> _Entries shown_
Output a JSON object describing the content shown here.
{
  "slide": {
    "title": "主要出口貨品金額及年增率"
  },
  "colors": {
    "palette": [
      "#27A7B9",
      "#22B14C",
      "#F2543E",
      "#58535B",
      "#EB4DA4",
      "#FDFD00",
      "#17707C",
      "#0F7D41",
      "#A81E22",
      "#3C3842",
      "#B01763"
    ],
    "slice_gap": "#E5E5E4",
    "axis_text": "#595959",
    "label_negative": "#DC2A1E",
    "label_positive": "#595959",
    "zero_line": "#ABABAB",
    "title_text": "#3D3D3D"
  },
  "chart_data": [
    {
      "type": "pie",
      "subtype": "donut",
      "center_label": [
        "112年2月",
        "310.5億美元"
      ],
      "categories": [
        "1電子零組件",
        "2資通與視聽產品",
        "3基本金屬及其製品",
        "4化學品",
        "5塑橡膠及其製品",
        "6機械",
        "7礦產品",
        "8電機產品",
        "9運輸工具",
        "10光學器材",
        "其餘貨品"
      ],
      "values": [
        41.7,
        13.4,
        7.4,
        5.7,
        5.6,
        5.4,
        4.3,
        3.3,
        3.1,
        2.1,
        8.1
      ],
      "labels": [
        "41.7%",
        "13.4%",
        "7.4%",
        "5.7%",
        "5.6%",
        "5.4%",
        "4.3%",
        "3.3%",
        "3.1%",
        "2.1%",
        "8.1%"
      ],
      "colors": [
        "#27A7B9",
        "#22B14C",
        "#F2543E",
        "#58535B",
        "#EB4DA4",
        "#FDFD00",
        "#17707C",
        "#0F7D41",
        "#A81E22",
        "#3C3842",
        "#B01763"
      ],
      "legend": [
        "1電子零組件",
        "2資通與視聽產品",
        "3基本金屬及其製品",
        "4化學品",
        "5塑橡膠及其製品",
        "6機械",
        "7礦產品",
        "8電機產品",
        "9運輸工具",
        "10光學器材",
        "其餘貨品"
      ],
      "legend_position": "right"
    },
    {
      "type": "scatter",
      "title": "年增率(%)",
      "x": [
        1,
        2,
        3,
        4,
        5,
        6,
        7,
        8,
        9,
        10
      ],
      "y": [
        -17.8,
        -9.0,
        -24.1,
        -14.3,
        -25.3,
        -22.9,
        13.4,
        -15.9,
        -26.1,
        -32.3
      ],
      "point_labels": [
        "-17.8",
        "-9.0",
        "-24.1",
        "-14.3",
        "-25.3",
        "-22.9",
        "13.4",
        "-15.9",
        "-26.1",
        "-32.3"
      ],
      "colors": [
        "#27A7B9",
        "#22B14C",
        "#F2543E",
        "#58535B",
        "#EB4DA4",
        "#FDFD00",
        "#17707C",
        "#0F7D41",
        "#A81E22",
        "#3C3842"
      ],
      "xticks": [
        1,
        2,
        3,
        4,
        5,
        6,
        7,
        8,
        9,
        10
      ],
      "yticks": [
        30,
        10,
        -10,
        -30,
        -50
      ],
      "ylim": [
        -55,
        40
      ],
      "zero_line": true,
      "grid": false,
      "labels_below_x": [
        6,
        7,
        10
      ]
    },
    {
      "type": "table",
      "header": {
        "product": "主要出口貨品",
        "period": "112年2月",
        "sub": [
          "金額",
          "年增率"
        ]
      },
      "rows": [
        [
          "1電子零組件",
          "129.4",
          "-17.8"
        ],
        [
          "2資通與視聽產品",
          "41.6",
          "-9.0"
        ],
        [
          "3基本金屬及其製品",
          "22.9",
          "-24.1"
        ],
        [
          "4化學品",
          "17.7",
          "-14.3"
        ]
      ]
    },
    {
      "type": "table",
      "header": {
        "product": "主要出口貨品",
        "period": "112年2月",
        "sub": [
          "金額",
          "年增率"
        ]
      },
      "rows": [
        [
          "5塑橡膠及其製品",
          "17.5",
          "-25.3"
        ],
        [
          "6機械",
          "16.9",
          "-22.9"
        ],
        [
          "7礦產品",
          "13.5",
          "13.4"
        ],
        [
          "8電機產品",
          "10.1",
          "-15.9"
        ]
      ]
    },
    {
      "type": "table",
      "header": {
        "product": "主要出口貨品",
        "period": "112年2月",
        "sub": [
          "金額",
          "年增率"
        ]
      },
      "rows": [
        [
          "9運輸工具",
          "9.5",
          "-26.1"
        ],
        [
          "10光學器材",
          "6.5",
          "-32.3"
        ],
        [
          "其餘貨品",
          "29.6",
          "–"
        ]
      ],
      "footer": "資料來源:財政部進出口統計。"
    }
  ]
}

> _Given exercise_
Copy the data above exactly. Every line must be included.

> _The answer_
Output a JSON object describing the content shown here.
{
  "slide": {
    "title": "主要出口貨品金額及年增率"
  },
  "colors": {
    "palette": [
      "#27A7B9",
      "#22B14C",
      "#F2543E",
      "#58535B",
      "#EB4DA4",
      "#FDFD00",
      "#17707C",
      "#0F7D41",
      "#A81E22",
      "#3C3842",
      "#B01763"
    ],
    "slice_gap": "#E5E5E4",
    "axis_text": "#595959",
    "label_negative": "#DC2A1E",
    "label_positive": "#595959",
    "zero_line": "#ABABAB",
    "title_text": "#3D3D3D"
  },
  "chart_data": [
    {
      "type": "pie",
      "subtype": "donut",
      "center_label": [
        "112年2月",
        "310.5億美元"
      ],
      "categories": [
        "1電子零組件",
        "2資通與視聽產品",
        "3基本金屬及其製品",
        "4化學品",
        "5塑橡膠及其製品",
        "6機械",
        "7礦產品",
        "8電機產品",
        "9運輸工具",
        "10光學器材",
        "其餘貨品"
      ],
      "values": [
        41.7,
        13.4,
        7.4,
        5.7,
        5.6,
        5.4,
        4.3,
        3.3,
        3.1,
        2.1,
        8.1
      ],
      "labels": [
        "41.7%",
        "13.4%",
        "7.4%",
        "5.7%",
        "5.6%",
        "5.4%",
        "4.3%",
        "3.3%",
        "3.1%",
        "2.1%",
        "8.1%"
      ],
      "colors": [
        "#27A7B9",
        "#22B14C",
        "#F2543E",
        "#58535B",
        "#EB4DA4",
        "#FDFD00",
        "#17707C",
        "#0F7D41",
        "#A81E22",
        "#3C3842",
        "#B01763"
      ],
      "legend": [
        "1電子零組件",
        "2資通與視聽產品",
        "3基本金屬及其製品",
        "4化學品",
        "5塑橡膠及其製品",
        "6機械",
        "7礦產品",
        "8電機產品",
        "9運輸工具",
        "10光學器材",
        "其餘貨品"
      ],
      "legend_position": "right"
    },
    {
      "type": "scatter",
      "title": "年增率(%)",
      "x": [
        1,
        2,
        3,
        4,
        5,
        6,
        7,
        8,
        9,
        10
      ],
      "y": [
        -17.8,
        -9.0,
        -24.1,
        -14.3,
        -25.3,
        -22.9,
        13.4,
        -15.9,
        -26.1,
        -32.3
      ],
      "point_labels": [
        "-17.8",
        "-9.0",
        "-24.1",
        "-14.3",
        "-25.3",
        "-22.9",
        "13.4",
        "-15.9",
        "-26.1",
        "-32.3"
      ],
      "colors": [
        "#27A7B9",
        "#22B14C",
        "#F2543E",
        "#58535B",
        "#EB4DA4",
        "#FDFD00",
        "#17707C",
        "#0F7D41",
        "#A81E22",
        "#3C3842"
      ],
      "xticks": [
        1,
        2,
        3,
        4,
        5,
        6,
        7,
        8,
        9,
        10
      ],
      "yticks": [
        30,
        10,
        -10,
        -30,
        -50
      ],
      "ylim": [
        -55,
        40
      ],
      "zero_line": true,
      "grid": false,
      "labels_below_x": [
        6,
        7,
        10
      ]
    },
    {
      "type": "table",
      "header": {
        "product": "主要出口貨品",
        "period": "112年2月",
        "sub": [
          "金額",
          "年增率"
        ]
      },
      "rows": [
        [
          "1電子零組件",
          "129.4",
          "-17.8"
        ],
        [
          "2資通與視聽產品",
          "41.6",
          "-9.0"
        ],
        [
          "3基本金屬及其製品",
          "22.9",
          "-24.1"
        ],
        [
          "4化學品",
          "17.7",
          "-14.3"
        ]
      ]
    },
    {
      "type": "table",
      "header": {
        "product": "主要出口貨品",
        "period": "112年2月",
        "sub": [
          "金額",
          "年增率"
        ]
      },
      "rows": [
        [
          "5塑橡膠及其製品",
          "17.5",
          "-25.3"
        ],
        [
          "6機械",
          "16.9",
          "-22.9"
        ],
        [
          "7礦產品",
          "13.5",
          "13.4"
        ],
        [
          "8電機產品",
          "10.1",
          "-15.9"
        ]
      ]
    },
    {
      "type": "table",
      "header": {
        "product": "主要出口貨品",
        "period": "112年2月",
        "sub": [
          "金額",
          "年增率"
        ]
      },
      "rows": [
        [
          "9運輸工具",
          "9.5",
          "-26.1"
        ],
        [
          "10光學器材",
          "6.5",
          "-32.3"
        ],
        [
          "其餘貨品",
          "29.6",
          "–"
        ]
      ],
      "footer": "資料來源:財政部進出口統計。"
    }
  ]
}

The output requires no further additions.